Saved entries:
________________________________________

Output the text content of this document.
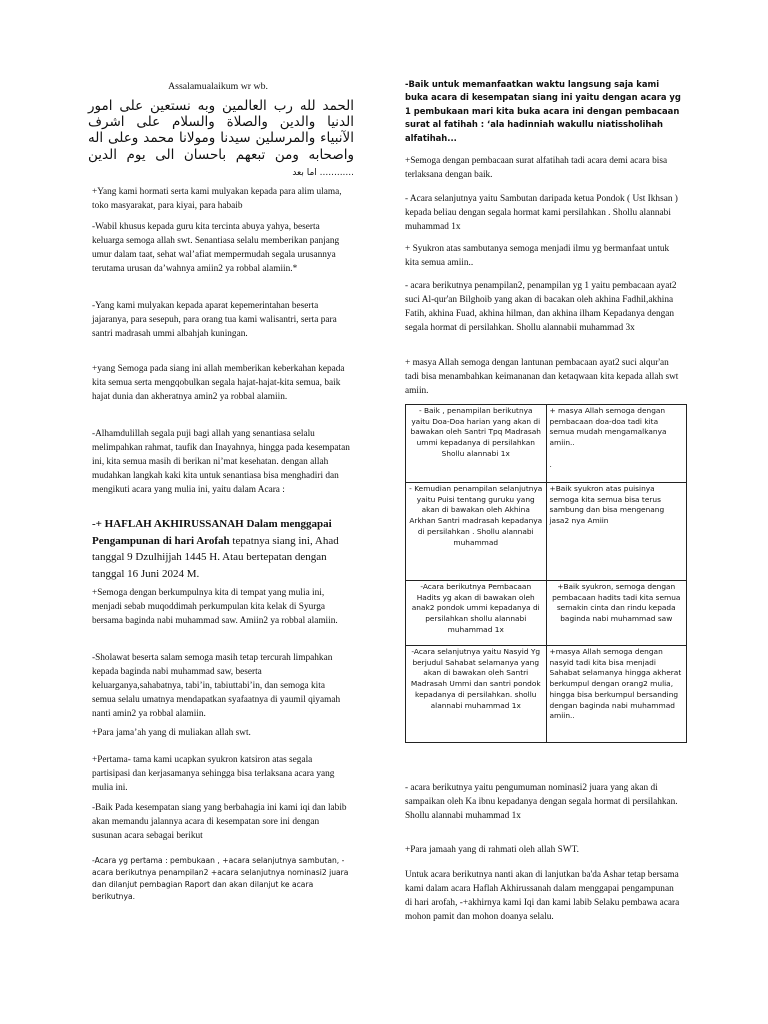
Assalamualaikum wr wb.
الحمد لله رب العالمين وبه نستعين على امور الدنيا والدين والصلاة والسلام على اشرف الآنبياء والمرسلين سيدنا ومولانا محمد وعلى اله واصحابه ومن تبعهم باحسان الى يوم الدين ............ اما بعد

+Yang kami hormati serta kami mulyakan kepada para alim ulama, toko masyarakat, para kiyai, para habaib

-Wabil khusus kepada guru kita tercinta abuya yahya, beserta keluarga semoga allah swt. Senantiasa selalu memberikan panjang umur dalam taat, sehat wal’afiat mempermudah segala urusannya terutama urusan da’wahnya amiin2 ya robbal alamiin.*

-Yang kami mulyakan kepada aparat kepemerintahan beserta jajaranya, para sesepuh, para orang tua kami walisantri, serta para santri madrasah ummi albahjah kuningan.

+yang Semoga pada siang ini allah memberikan keberkahan kepada kita semua serta mengqobulkan segala hajat-hajat-kita semua, baik hajat dunia dan akheratnya amin2 ya robbal alamiin.

-Alhamdulillah segala puji bagi allah yang senantiasa selalu melimpahkan rahmat, taufik dan Inayahnya, hingga pada kesempatan ini, kita semua masih di berikan ni’mat kesehatan. dengan allah mudahkan langkah kaki kita untuk senantiasa bisa menghadiri dan mengikuti acara yang mulia ini, yaitu dalam Acara :

-+ HAFLAH AKHIRUSSANAH Dalam menggapai Pengampunan di hari Arofah tepatnya siang ini, Ahad tanggal 9 Dzulhijjah 1445 H. Atau bertepatan dengan tanggal 16 Juni 2024 M.

+Semoga dengan berkumpulnya kita di tempat yang mulia ini, menjadi sebab muqoddimah perkumpulan kita kelak di Syurga bersama baginda nabi muhammad saw. Amiin2 ya robbal alamiin.

-Sholawat beserta salam semoga masih tetap tercurah limpahkan kepada baginda nabi muhammad saw, beserta keluarganya,sahabatnya, tabi’in, tabiuttabi’in, dan semoga kita semua selalu umatnya mendapatkan syafaatnya di yaumil qiyamah nanti amin2 ya robbal alamiin.

+Para jama’ah yang di muliakan allah swt.

+Pertama- tama kami ucapkan syukron katsiron atas segala partisipasi dan kerjasamanya sehingga bisa terlaksana acara yang mulia ini.

-Baik Pada kesempatan siang yang berbahagia ini kami iqi dan labib akan memandu jalannya acara di kesempatan sore ini dengan susunan acara sebagai berikut

-Acara yg pertama : pembukaan , +acara selanjutnya sambutan, -acara berikutnya penampilan2 +acara selanjutnya nominasi2 juara dan dilanjut pembagian Raport dan akan dilanjut ke acara berikutnya.

-Baik untuk memanfaatkan waktu langsung saja kami buka acara di kesempatan siang ini yaitu dengan acara yg 1 pembukaan mari kita buka acara ini dengan pembacaan surat al fatihah : ‘ala hadinniah wakullu niatissholihah alfatihah...

+Semoga dengan pembacaan surat alfatihah tadi acara demi acara bisa terlaksana dengan baik.

- Acara selanjutnya yaitu Sambutan daripada ketua Pondok ( Ust Ikhsan ) kepada beliau dengan segala hormat kami persilahkan . Shollu alannabi muhammad 1x

+ Syukron atas sambutanya semoga menjadi ilmu yg bermanfaat untuk kita semua amiin..

- acara berikutnya penampilan2, penampilan yg 1 yaitu pembacaan ayat2 suci Al-qur'an Bilghoib yang akan di bacakan oleh akhina Fadhil,akhina Fatih, akhina Fuad, akhina hilman, dan akhina ilham Kepadanya dengan segala hormat di persilahkan. Shollu alannabii muhammad 3x

+ masya Allah semoga dengan lantunan pembacaan ayat2 suci alqur'an tadi bisa menambahkan keimananan dan ketaqwaan kita kepada allah swt amiin.

- Baik , penampilan berikutnya yaitu Doa-Doa harian yang akan di bawakan oleh Santri Tpq Madrasah ummi kepadanya di persilahkan Shollu alannabi 1x	+ masya Allah semoga dengan pembacaan doa-doa tadi kita semua mudah mengamalkanya amiin..

.
- Kemudian penampilan selanjutnya yaitu Puisi tentang guruku yang akan di bawakan oleh Akhina Arkhan Santri madrasah kepadanya di persilahkan . Shollu alannabi muhammad	+Baik syukron atas puisinya semoga kita semua bisa terus sambung dan bisa mengenang jasa2 nya Amiin
-Acara berikutnya Pembacaan Hadits yg akan di bawakan oleh anak2 pondok ummi kepadanya di persilahkan shollu alannabi muhammad 1x	+Baik syukron, semoga dengan pembacaan hadits tadi kita semua semakin cinta dan rindu kepada baginda nabi muhammad saw
-Acara selanjutnya yaitu Nasyid Yg berjudul Sahabat selamanya yang akan di bawakan oleh Santri Madrasah Ummi dan santri pondok kepadanya di persilahkan. shollu alannabi muhammad 1x	+masya Allah semoga dengan nasyid tadi kita bisa menjadi Sahabat selamanya hingga akherat berkumpul dengan orang2 mulia, hingga bisa berkumpul bersanding dengan baginda nabi muhammad amiin..

- acara berikutnya yaitu pengumuman nominasi2 juara yang akan di sampaikan oleh Ka ibnu kepadanya dengan segala hormat di persilahkan. Shollu alannabi muhammad 1x

+Para jamaah yang di rahmati oleh allah SWT.

Untuk acara berikutnya nanti akan di lanjutkan ba'da Ashar tetap bersama kami dalam acara Haflah Akhirussanah dalam menggapai pengampunan di hari arofah, -+akhirnya kami Iqi dan kami labib Selaku pembawa acara mohon pamit dan mohon doanya selalu.
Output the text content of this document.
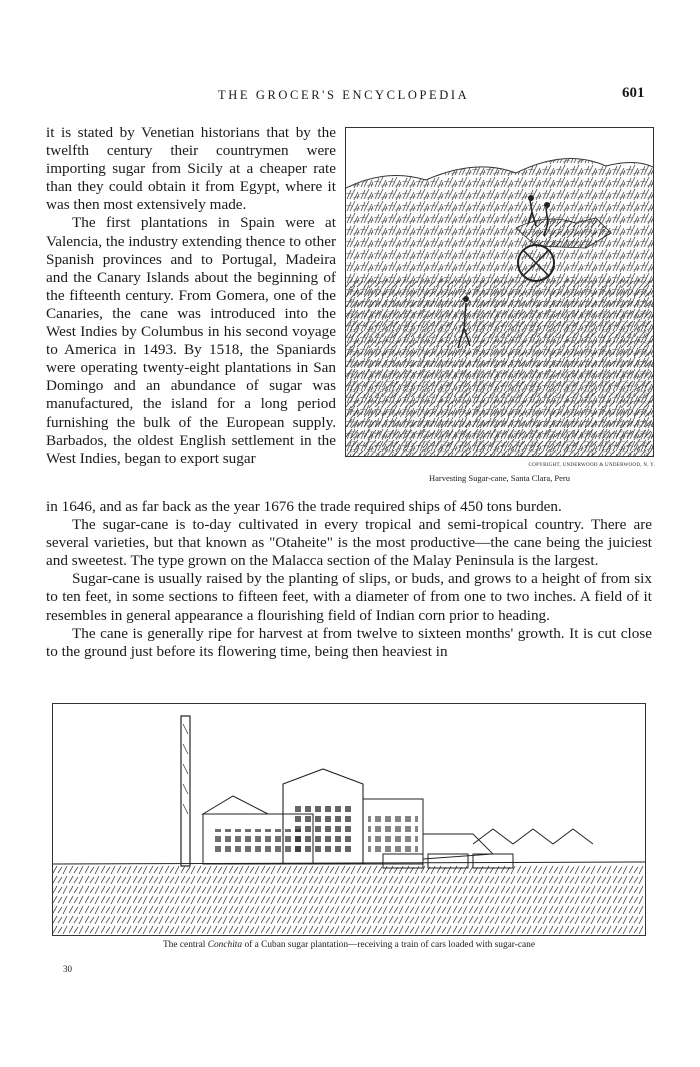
THE GROCER'S ENCYCLOPEDIA	601

it is stated by Venetian historians that by the twelfth century their countrymen were importing sugar from Sicily at a cheaper rate than they could obtain it from Egypt, where it was then most extensively made.

The first plantations in Spain were at Valencia, the industry extending thence to other Spanish provinces and to Portugal, Madeira and the Canary Islands about the beginning of the fifteenth century. From Gomera, one of the Canaries, the cane was introduced into the West Indies by Columbus in his second voyage to America in 1493. By 1518, the Spaniards were operating twenty-eight plantations in San Domingo and an abundance of sugar was manufactured, the island for a long period furnishing the bulk of the European supply. Barbados, the oldest English settlement in the West Indies, began to export sugar	COPYRIGHT, UNDERWOOD & UNDERWOOD, N. Y.
Harvesting Sugar-cane, Santa Clara, Peru

in 1646, and as far back as the year 1676 the trade required ships of 450 tons burden.

The sugar-cane is to-day cultivated in every tropical and semi-tropical country. There are several varieties, but that known as "Otaheite" is the most productive—the cane being the juiciest and sweetest. The type grown on the Malacca section of the Malay Peninsula is the largest.

Sugar-cane is usually raised by the planting of slips, or buds, and grows to a height of from six to ten feet, in some sections to fifteen feet, with a diameter of from one to two inches. A field of it resembles in general appearance a flourishing field of Indian corn prior to heading.

The cane is generally ripe for harvest at from twelve to sixteen months' growth. It is cut close to the ground just before its flowering time, being then heaviest in

The central Conchita of a Cuban sugar plantation—receiving a train of cars loaded with sugar-cane
30
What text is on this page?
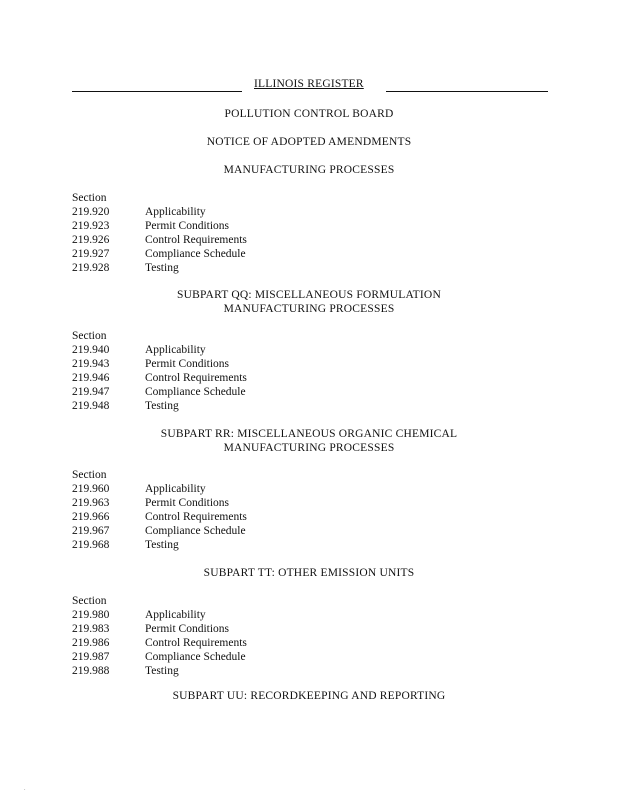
ILLINOIS REGISTER
POLLUTION CONTROL BOARD
NOTICE OF ADOPTED AMENDMENTS
MANUFACTURING PROCESSES
Section
219.920	Applicability
219.923	Permit Conditions
219.926	Control Requirements
219.927	Compliance Schedule
219.928	Testing
SUBPART QQ: MISCELLANEOUS FORMULATION
MANUFACTURING PROCESSES
Section
219.940	Applicability
219.943	Permit Conditions
219.946	Control Requirements
219.947	Compliance Schedule
219.948	Testing
SUBPART RR: MISCELLANEOUS ORGANIC CHEMICAL
MANUFACTURING PROCESSES
Section
219.960	Applicability
219.963	Permit Conditions
219.966	Control Requirements
219.967	Compliance Schedule
219.968	Testing
SUBPART TT: OTHER EMISSION UNITS
Section
219.980	Applicability
219.983	Permit Conditions
219.986	Control Requirements
219.987	Compliance Schedule
219.988	Testing
SUBPART UU: RECORDKEEPING AND REPORTING
.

________________________________________

Problem requirements
Scan the material and collect every line that contains "memberikan".

Answer
-Wabil khusus kepada guru kita tercinta abuya yahya, beserta keluarga semoga allah swt. Senantiasa selalu memberikan panjang umur dalam taat, sehat wal’afiat mempermudah segala urusannya terutama urusan da’wahnya amiin2 ya robbal alamiin.*
+yang Semoga pada siang ini allah memberikan keberkahan kepada kita semua serta mengqobulkan segala hajat-hajat-kita semua, baik hajat dunia dan akheratnya amin2 ya robbal alamiin.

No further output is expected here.